[Stated exercise]:
Check every line of the material below for the string "xlabel", and return the ones that have it.

Figure content listings
————————
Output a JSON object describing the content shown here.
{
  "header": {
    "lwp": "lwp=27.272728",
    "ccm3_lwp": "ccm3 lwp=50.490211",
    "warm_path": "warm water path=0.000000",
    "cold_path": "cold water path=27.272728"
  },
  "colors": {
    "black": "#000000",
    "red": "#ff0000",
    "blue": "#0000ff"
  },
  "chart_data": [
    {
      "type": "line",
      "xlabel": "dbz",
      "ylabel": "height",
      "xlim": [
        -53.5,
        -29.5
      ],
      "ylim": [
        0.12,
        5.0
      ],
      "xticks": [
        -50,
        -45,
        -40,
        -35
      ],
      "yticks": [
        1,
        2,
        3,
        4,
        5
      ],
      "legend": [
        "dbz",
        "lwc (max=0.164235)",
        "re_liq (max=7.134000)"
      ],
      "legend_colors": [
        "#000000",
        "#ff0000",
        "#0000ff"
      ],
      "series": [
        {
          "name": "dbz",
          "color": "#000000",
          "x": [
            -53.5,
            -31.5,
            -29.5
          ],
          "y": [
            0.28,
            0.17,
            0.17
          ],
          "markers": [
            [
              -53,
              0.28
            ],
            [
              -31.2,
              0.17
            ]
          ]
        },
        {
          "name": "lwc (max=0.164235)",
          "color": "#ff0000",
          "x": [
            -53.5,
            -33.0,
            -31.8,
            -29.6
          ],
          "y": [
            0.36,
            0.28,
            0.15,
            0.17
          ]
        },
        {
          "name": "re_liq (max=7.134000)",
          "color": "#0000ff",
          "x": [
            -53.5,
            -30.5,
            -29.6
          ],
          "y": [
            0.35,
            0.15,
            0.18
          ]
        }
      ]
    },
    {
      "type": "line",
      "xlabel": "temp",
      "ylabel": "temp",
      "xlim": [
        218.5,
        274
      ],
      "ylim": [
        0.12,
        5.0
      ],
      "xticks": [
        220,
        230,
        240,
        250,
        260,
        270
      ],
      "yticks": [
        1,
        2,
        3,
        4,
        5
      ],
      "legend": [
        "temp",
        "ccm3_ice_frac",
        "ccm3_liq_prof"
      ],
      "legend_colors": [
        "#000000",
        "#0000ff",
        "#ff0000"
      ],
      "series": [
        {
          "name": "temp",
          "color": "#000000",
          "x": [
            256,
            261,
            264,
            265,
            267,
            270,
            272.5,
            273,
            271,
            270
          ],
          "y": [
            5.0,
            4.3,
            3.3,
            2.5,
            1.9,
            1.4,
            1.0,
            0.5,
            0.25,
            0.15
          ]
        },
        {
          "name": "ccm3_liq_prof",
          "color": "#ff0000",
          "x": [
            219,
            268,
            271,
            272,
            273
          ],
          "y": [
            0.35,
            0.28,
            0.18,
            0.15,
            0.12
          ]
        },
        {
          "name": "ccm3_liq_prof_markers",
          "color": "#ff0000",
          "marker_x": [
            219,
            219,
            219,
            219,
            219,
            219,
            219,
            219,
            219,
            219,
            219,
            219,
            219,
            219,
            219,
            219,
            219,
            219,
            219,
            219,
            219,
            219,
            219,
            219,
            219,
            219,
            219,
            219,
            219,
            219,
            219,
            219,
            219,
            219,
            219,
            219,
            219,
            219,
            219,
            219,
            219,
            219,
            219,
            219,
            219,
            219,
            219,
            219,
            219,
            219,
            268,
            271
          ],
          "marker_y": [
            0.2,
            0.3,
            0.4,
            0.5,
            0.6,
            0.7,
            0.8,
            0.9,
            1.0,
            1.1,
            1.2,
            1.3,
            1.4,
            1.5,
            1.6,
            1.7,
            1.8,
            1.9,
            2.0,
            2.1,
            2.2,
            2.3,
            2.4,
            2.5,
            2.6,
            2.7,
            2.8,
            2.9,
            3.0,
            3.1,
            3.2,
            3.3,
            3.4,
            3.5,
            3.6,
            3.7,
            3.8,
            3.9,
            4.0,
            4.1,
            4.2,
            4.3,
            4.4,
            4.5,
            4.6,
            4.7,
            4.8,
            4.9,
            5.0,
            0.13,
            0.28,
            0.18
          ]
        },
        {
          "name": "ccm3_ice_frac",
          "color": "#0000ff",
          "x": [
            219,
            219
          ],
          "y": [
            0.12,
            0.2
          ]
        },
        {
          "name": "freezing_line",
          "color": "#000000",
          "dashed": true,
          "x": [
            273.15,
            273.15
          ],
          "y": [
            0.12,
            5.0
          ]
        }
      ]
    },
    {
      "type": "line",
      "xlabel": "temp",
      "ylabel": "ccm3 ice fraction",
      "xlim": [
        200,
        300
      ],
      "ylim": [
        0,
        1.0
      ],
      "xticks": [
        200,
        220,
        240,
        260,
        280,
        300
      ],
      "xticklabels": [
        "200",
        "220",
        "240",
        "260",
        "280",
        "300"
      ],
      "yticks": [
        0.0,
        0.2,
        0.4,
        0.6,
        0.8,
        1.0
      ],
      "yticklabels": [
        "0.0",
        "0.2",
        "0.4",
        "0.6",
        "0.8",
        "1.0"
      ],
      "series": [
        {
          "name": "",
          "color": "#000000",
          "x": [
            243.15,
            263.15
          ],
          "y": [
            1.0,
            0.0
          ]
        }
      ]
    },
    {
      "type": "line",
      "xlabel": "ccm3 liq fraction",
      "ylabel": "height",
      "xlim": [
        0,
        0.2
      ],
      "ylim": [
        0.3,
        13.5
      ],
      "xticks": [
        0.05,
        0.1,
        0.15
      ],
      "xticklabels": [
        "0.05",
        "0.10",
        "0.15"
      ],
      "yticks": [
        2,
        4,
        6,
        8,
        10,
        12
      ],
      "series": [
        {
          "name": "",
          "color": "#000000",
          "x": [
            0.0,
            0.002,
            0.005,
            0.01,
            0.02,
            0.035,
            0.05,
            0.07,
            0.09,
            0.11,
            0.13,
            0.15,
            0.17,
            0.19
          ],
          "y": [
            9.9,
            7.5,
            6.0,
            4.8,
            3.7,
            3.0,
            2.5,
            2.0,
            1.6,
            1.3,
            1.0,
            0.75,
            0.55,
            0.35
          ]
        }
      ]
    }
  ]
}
————————
[Answer to the task]:
      "xlabel": "dbz",
      "xlabel": "temp",
      "xlabel": "temp",
      "xlabel": "ccm3 liq fraction",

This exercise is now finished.